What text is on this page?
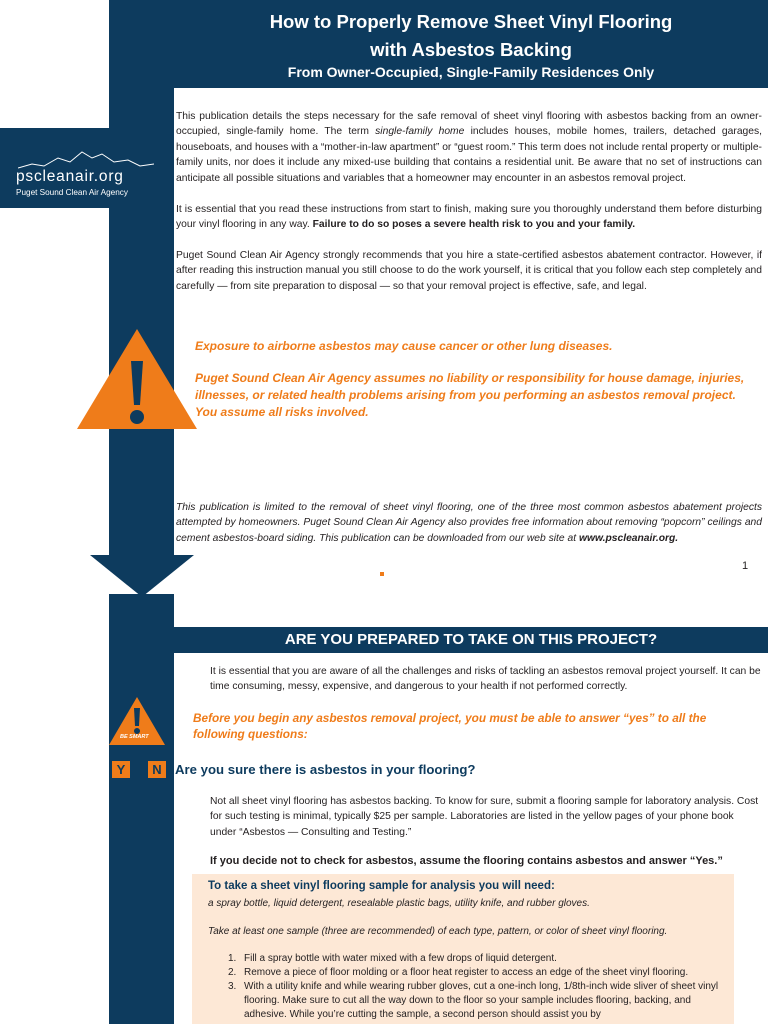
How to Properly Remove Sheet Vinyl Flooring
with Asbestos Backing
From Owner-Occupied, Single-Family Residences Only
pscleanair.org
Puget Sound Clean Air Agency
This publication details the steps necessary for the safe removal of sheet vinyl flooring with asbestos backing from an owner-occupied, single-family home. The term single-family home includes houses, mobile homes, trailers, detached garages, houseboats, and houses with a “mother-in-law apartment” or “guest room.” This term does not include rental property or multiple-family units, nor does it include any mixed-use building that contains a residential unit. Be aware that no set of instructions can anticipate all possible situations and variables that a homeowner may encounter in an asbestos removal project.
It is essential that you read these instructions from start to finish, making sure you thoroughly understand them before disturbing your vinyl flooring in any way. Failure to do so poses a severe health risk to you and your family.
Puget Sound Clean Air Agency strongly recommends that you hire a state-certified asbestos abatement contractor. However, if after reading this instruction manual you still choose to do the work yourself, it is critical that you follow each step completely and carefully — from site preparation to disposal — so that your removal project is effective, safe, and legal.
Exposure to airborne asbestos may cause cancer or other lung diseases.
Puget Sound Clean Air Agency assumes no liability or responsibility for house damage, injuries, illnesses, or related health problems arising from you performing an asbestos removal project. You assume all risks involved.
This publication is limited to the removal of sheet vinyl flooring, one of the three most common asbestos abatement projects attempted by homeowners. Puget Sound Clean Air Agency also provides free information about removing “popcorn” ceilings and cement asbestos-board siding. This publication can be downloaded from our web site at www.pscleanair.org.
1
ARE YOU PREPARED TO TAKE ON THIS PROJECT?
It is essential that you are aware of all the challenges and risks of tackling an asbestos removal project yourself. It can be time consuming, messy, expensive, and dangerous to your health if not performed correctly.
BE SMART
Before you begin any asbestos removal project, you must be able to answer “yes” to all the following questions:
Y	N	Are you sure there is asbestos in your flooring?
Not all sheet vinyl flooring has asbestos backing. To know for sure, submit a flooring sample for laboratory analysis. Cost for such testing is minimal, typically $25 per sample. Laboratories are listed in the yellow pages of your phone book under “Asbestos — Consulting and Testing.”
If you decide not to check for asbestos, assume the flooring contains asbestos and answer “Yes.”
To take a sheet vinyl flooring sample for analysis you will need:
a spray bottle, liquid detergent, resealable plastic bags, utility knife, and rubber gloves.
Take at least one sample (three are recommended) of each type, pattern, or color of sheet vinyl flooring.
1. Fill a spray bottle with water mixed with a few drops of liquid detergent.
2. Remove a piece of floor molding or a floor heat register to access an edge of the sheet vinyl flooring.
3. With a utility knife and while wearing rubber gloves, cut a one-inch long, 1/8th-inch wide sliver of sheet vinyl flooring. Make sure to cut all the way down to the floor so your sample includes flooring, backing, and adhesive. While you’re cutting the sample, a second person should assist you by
● ● ● ● ● ● ●
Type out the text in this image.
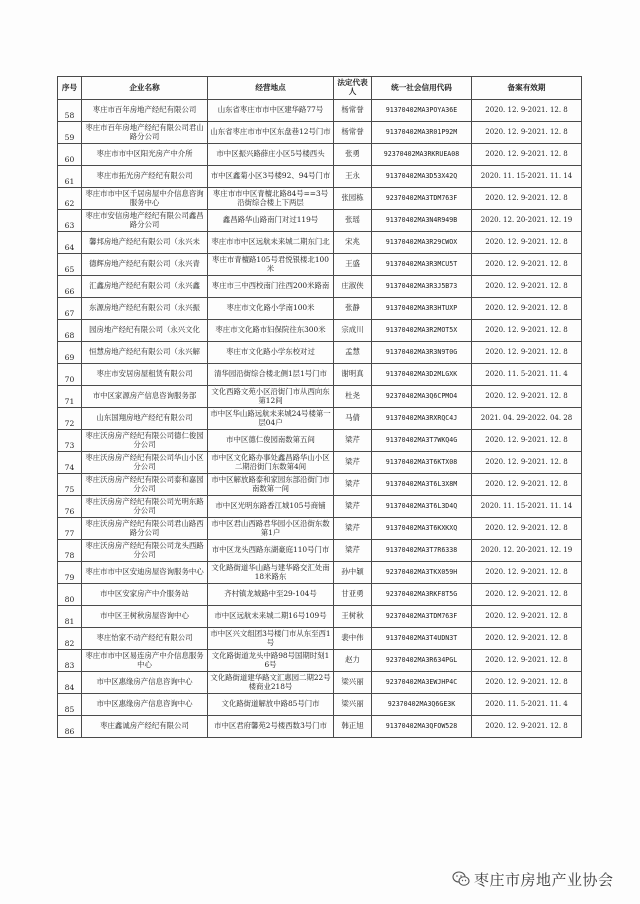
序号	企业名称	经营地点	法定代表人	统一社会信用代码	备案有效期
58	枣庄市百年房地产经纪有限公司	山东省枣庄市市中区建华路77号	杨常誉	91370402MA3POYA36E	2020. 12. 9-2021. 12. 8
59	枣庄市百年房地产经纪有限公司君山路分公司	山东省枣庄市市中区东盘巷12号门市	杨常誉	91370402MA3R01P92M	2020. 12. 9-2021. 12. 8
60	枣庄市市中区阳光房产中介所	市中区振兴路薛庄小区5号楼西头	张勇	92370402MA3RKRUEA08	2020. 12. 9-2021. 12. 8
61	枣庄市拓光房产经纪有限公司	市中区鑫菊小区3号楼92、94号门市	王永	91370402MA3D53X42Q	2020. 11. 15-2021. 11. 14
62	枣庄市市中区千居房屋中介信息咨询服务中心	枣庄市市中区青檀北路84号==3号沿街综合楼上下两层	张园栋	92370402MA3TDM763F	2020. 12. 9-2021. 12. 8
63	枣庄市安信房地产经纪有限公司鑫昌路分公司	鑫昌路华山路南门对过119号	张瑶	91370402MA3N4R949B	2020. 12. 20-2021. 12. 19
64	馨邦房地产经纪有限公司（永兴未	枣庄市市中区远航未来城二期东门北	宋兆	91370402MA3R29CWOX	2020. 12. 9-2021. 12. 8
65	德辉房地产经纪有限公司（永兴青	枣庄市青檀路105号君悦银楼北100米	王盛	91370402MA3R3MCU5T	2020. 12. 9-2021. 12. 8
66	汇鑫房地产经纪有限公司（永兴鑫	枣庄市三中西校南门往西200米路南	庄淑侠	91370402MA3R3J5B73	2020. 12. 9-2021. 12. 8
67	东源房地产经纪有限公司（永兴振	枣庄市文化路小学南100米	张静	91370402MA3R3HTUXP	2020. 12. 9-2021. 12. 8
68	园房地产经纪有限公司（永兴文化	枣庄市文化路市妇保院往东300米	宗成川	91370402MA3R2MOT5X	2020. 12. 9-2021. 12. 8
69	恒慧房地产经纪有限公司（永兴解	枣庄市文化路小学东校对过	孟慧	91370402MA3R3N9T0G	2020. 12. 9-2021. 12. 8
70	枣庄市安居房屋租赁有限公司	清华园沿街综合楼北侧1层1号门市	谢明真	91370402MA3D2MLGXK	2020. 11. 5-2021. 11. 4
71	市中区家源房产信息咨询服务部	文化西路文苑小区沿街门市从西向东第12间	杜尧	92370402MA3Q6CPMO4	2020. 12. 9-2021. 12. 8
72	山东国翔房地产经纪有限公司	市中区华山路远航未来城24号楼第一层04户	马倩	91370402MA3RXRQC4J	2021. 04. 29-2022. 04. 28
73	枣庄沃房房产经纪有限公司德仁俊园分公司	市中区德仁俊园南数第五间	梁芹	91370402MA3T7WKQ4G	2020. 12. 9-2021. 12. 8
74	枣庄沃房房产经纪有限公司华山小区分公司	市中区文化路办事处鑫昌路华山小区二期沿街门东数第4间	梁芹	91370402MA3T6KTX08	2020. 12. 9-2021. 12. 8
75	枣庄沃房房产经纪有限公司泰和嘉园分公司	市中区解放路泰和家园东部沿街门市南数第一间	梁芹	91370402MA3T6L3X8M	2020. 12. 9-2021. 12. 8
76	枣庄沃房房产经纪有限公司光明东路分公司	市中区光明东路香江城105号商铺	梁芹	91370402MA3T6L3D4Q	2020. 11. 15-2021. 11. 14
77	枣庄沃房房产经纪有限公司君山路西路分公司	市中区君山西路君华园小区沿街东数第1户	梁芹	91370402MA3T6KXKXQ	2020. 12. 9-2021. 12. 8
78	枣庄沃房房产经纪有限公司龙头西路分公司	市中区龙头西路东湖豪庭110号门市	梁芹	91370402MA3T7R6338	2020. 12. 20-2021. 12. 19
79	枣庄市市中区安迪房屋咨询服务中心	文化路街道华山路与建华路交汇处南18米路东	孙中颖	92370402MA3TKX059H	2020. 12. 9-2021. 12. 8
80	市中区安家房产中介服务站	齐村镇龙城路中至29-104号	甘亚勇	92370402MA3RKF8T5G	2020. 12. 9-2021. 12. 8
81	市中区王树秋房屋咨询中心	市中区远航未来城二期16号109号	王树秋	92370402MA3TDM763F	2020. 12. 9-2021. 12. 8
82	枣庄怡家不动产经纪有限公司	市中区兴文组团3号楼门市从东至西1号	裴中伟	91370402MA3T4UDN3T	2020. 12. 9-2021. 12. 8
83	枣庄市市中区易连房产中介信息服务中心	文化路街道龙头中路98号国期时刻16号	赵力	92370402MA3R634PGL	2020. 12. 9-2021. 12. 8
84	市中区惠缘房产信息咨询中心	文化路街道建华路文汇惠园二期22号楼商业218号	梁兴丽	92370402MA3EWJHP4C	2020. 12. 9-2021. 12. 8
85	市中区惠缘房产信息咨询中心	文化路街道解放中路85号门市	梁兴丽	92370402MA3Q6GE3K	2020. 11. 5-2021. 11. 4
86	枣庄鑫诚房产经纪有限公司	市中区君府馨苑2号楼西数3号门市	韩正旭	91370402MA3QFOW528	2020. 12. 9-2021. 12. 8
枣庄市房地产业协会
● ● ● ● ● ● ●
### Stated problem
Pick out and copy the lines of the entries that hold the string "Agency".

### Output
Puget Sound Clean Air Agency
Puget Sound Clean Air Agency strongly recommends that you hire a state-certified asbestos abatement contractor. However, if after reading this instruction manual you still choose to do the work yourself, it is critical that you follow each step completely and carefully — from site preparation to disposal — so that your removal project is effective, safe, and legal.
Puget Sound Clean Air Agency assumes no liability or responsibility for house damage, injuries, illnesses, or related health problems arising from you performing an asbestos removal project. You assume all risks involved.
This publication is limited to the removal of sheet vinyl flooring, one of the three most common asbestos abatement projects attempted by homeowners. Puget Sound Clean Air Agency also provides free information about removing “popcorn” ceilings and cement asbestos-board siding. This publication can be downloaded from our web site at www.pscleanair.org.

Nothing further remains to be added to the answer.